-- BEGIN Provided data --

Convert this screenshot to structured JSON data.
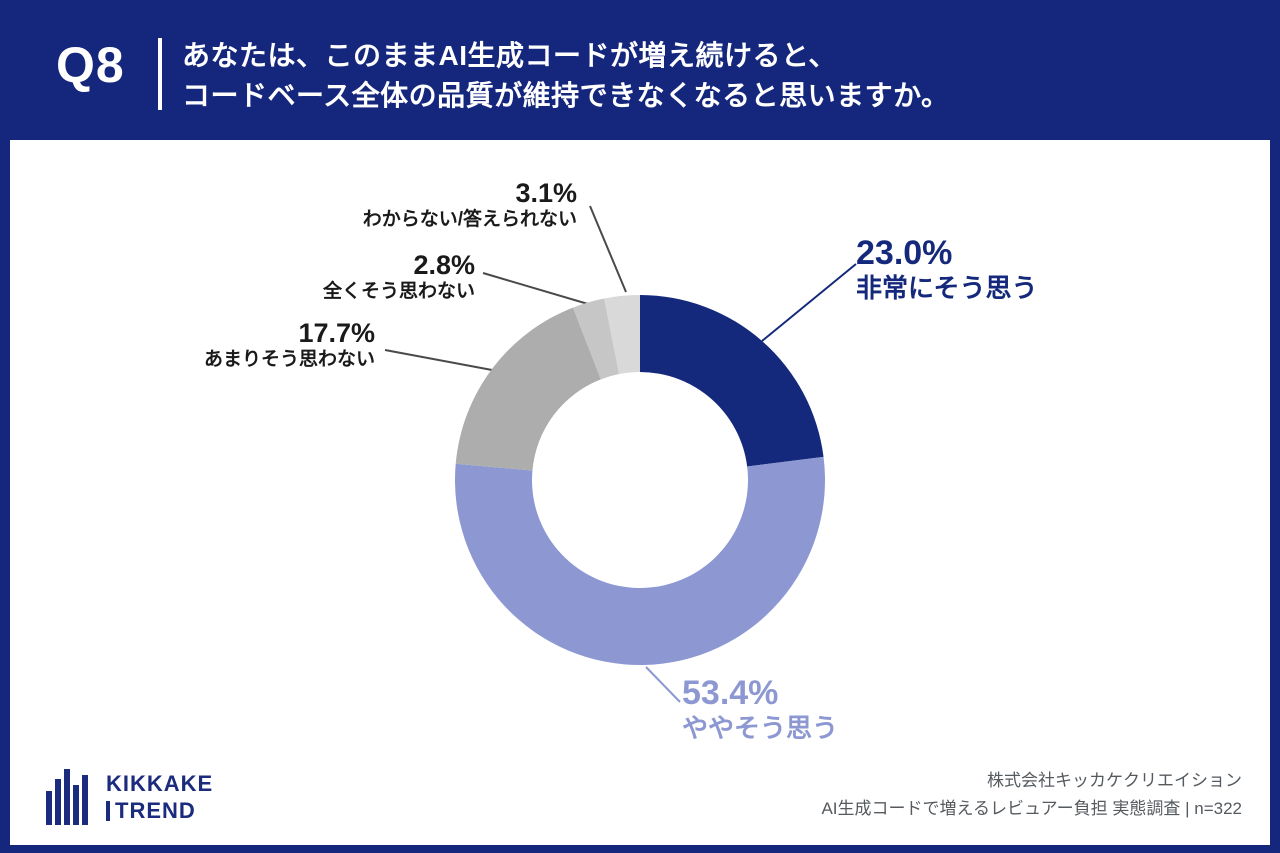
{
  "header": {
    "question_number": "Q8",
    "question_line1": "あなたは、このままAI生成コードが増え続けると、",
    "question_line2": "コードベース全体の品質が維持できなくなると思いますか。"
  },
  "chart_data": {
    "type": "pie",
    "donut": true,
    "title": "AI生成コードが増え続けるとコードベース全体の品質が維持できなくなると思うか",
    "categories": [
      "非常にそう思う",
      "ややそう思う",
      "あまりそう思わない",
      "全くそう思わない",
      "わからない/答えられない"
    ],
    "values": [
      23.0,
      53.4,
      17.7,
      2.8,
      3.1
    ],
    "value_labels": [
      "23.0%",
      "53.4%",
      "17.7%",
      "2.8%",
      "3.1%"
    ],
    "colors": [
      "#15297C",
      "#8D98D3",
      "#ADADAD",
      "#C6C6C6",
      "#D9D9D9"
    ],
    "label_colors": [
      "#15297C",
      "#8D98D3",
      "#1a1a1a",
      "#1a1a1a",
      "#1a1a1a"
    ],
    "start_angle_deg": -90,
    "direction": "clockwise",
    "legend_position": "callouts"
  },
  "footer": {
    "logo_line1": "KIKKAKE",
    "logo_line2": "TREND",
    "credit_line1": "株式会社キッカケクリエイション",
    "credit_line2": "AI生成コードで増えるレビュアー負担 実態調査 | n=322"
  }
}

-- END Provided data --

▶ Objective: Write out each entry exactly as given, omitting any picture.

▶ The answer:
Convert this screenshot to structured JSON data.
{
  "header": {
    "question_number": "Q8",
    "question_line1": "あなたは、このままAI生成コードが増え続けると、",
    "question_line2": "コードベース全体の品質が維持できなくなると思いますか。"
  },
  "chart_data": {
    "type": "pie",
    "donut": true,
    "title": "AI生成コードが増え続けるとコードベース全体の品質が維持できなくなると思うか",
    "categories": [
      "非常にそう思う",
      "ややそう思う",
      "あまりそう思わない",
      "全くそう思わない",
      "わからない/答えられない"
    ],
    "values": [
      23.0,
      53.4,
      17.7,
      2.8,
      3.1
    ],
    "value_labels": [
      "23.0%",
      "53.4%",
      "17.7%",
      "2.8%",
      "3.1%"
    ],
    "colors": [
      "#15297C",
      "#8D98D3",
      "#ADADAD",
      "#C6C6C6",
      "#D9D9D9"
    ],
    "label_colors": [
      "#15297C",
      "#8D98D3",
      "#1a1a1a",
      "#1a1a1a",
      "#1a1a1a"
    ],
    "start_angle_deg": -90,
    "direction": "clockwise",
    "legend_position": "callouts"
  },
  "footer": {
    "logo_line1": "KIKKAKE",
    "logo_line2": "TREND",
    "credit_line1": "株式会社キッカケクリエイション",
    "credit_line2": "AI生成コードで増えるレビュアー負担 実態調査 | n=322"
  }
}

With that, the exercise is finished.